• Excerpt:

◇ ◇ ◇ ◇

Been using Marker Tours for the past 4 years, just got some heavier skis - Moment Exit World 184cm 115mm at the waist and I wanna throw some Dynafit Techs on 'em. Current boot is the old Dynafit Titan (white, red & black)

 

Im having a hard time choosing between all the options but am leaning toward the TLT Radical ST (brakes), TLT Speed Radical (no brakes) & Speed Superlights (no brake, no strap). Im 5'11" 170 and usually ski a DIN around 8 so the beasts arent for me.

 

I guess the biggest issue is that Ive never used a no brake binding, I dont typically pop out of my skis in powder and if I do they typically stay put, but having my shiny new ski go down the hill in the back country is a concern. The no brake TLTs do come with a strap but I feel like that will bring me back to my snowboard days when strapping in got to be a tiresome routine...maybe its not such a big deal. The other issue with the TLT Radical w/brakes is the sizes, they come in 110 and 130...my ski is 115 so 130 would be far too big.

 

I guess Im looking for two points of feedback, will the TLT w/brakes at 130 be too large when laid down on edge?

 

Are runaway skis a valid concern? Is the strap pretty simple and easy to use?

 

As always any feedback is appreciated, thanks in advance.

post #2 of 23

I think the boot guides on the radicals would make it a bit easier to jump in, but most people seem to struggle with stepping in, so good luck with that.

◇ ◇ ◇ ◇

Source data
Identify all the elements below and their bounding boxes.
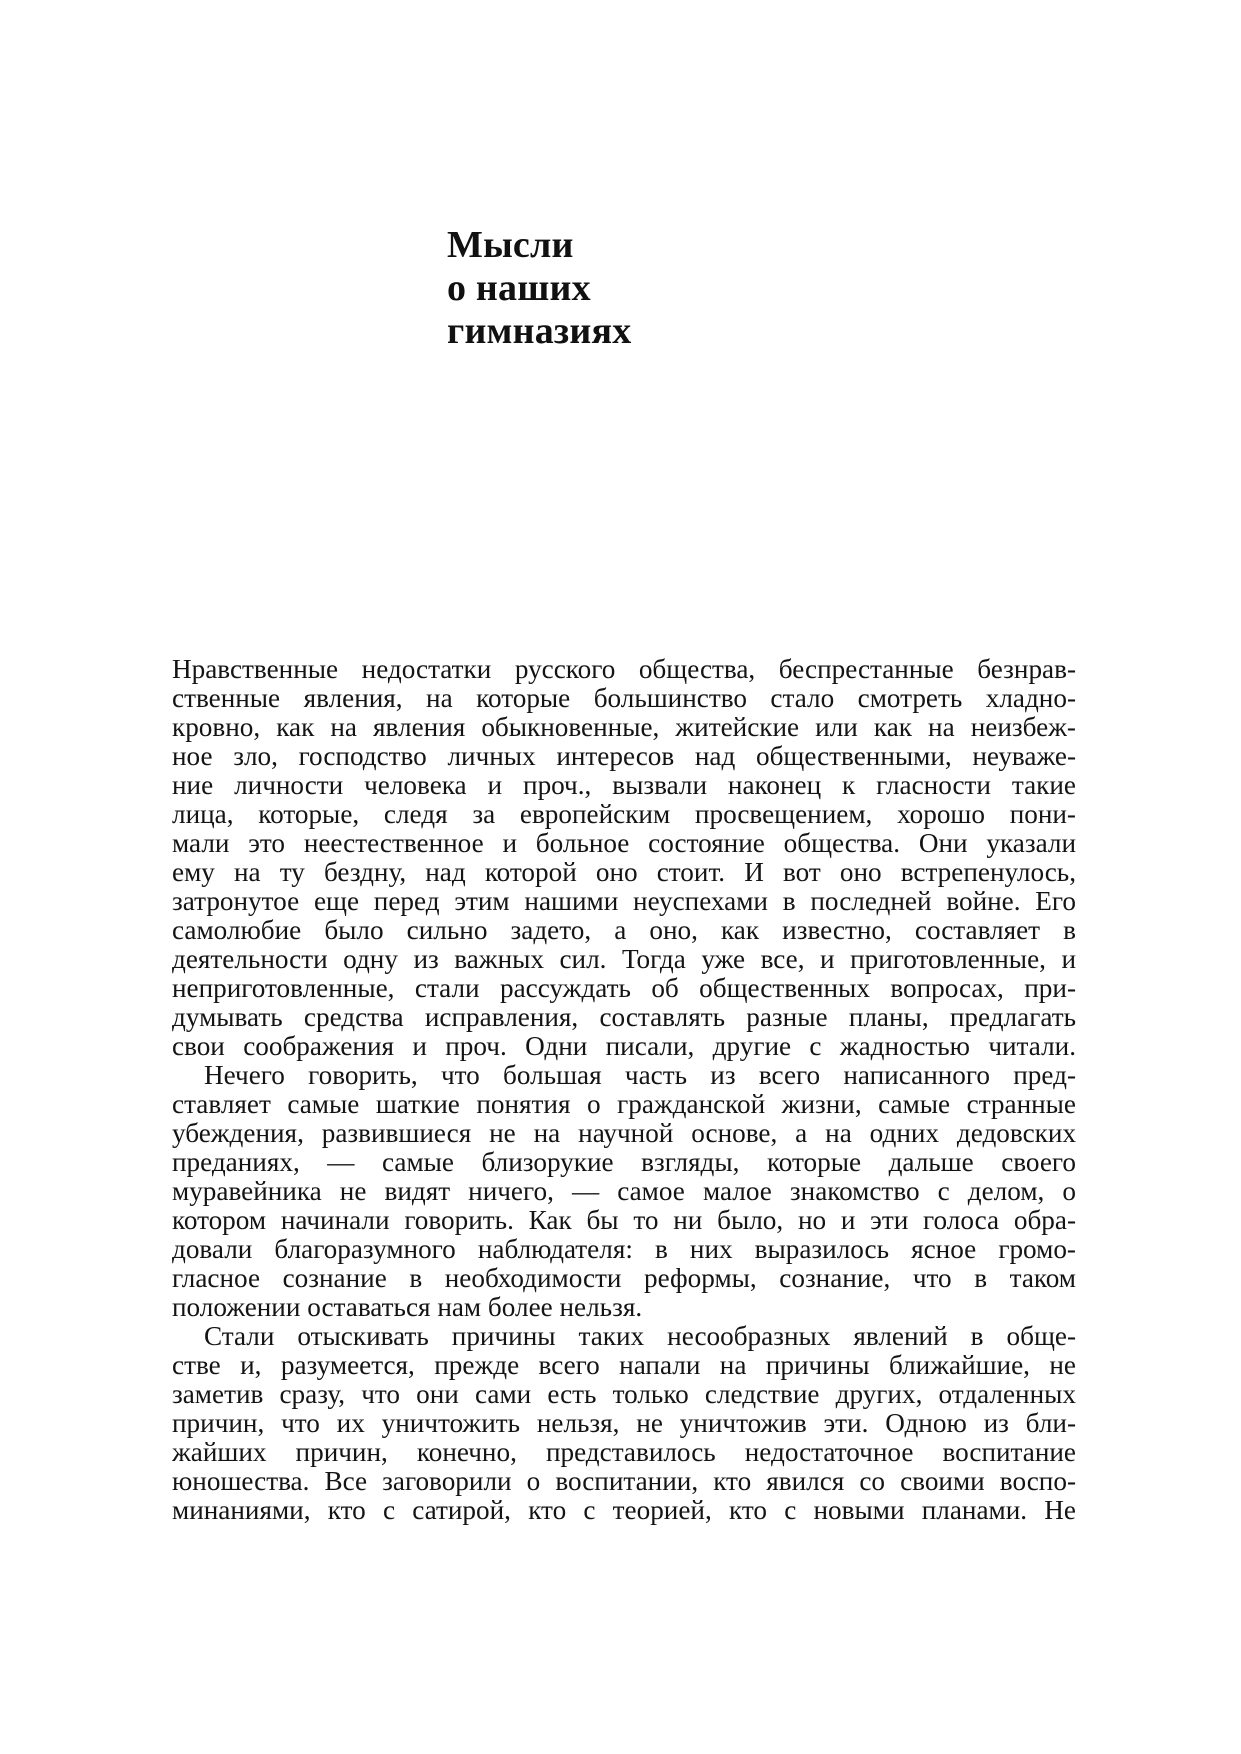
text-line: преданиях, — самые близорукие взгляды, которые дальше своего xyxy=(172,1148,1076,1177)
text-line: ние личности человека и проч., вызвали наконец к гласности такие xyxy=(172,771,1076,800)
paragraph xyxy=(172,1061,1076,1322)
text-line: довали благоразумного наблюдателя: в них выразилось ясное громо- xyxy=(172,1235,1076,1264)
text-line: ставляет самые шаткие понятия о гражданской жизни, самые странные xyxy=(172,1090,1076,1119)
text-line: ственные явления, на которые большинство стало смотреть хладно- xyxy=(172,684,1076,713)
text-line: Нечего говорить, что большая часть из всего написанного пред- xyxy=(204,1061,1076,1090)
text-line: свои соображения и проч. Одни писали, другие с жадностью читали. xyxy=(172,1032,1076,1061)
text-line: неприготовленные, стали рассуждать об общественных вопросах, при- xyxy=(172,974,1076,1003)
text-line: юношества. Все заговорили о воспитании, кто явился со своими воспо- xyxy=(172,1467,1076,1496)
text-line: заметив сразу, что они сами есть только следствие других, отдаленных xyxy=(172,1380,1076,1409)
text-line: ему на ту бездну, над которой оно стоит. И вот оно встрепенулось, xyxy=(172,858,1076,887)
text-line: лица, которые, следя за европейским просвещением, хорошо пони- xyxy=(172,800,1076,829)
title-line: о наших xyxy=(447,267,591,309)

◇ ◇ ◇ ◇

• Goals:
A) List the binding models the poster says they are leaning toward in the binding discussion.
B) Write out the passage of the binding discussion starting at "Im having a" and ending at "arent for me.".
C) Extend the binding discussion beyond its last sentence.
The rows are material separate from the binding discussion.

• Answers provided:
A)
TLT Radical ST (brakes)
TLT Speed Radical (no brakes)
Speed Superlights (no brake, no strap)

B)
Im having a hard time choosing between all the options but am leaning toward the TLT Radical ST (brakes), TLT Speed Radical (no brakes) & Speed Superlights (no brake, no strap). Im 5'11" 170 and usually ski a DIN around 8 so the beasts arent for me.

C)
 

110mm brakes will fit 115 just fine. might need a little stretch of scraping, but no issue. Also fully expect the brakes to not stop the ski on a steep slope. 

post #3 of 23
Quote:
Originally Posted by merovius View Post

I guess Im looking for two points of feedback, will the TLT w/brakes at 130 be too large when laid down on edge?

No, we're only talking about 7.5 mm per side here. But as pointed out above, 110s will work as well.
Quote:
Are runaway skis a valid concern?

IME, yes.
Quote:
Is the strap pretty simple and easy to use?

I guess so, but IMO the main reason to use the strap is to save weight...which isn't that much.
post #4 of 23

Would avoid the strap if you can and go for brakes.  A friend broke his fibula when hit in the leg by his strapped ski.  Was a low speed, pretty innocuous fall but put a damper on the end of his ski trip.

post #5 of 23
Quote:
Originally Posted by Bob Lee View Post


I guess so, but IMO the main reason to use the strap is to save weight...which isn't that much.

 

I have the Speed Radicals with the strap, hasn't been a problem, but the main reason I bought them wasn't weight but that the binding delta is a little lower than the other Dynafits. (And they were $75 cheaper.)

post #6 of 23
Quote:
Originally Posted by segbrown View Post

I have the Speed Radicals with the strap, hasn't been a problem, but the main reason I bought them wasn't weight but that the binding delta is a little lower than the other Dynafits. (And they were $75 cheaper.)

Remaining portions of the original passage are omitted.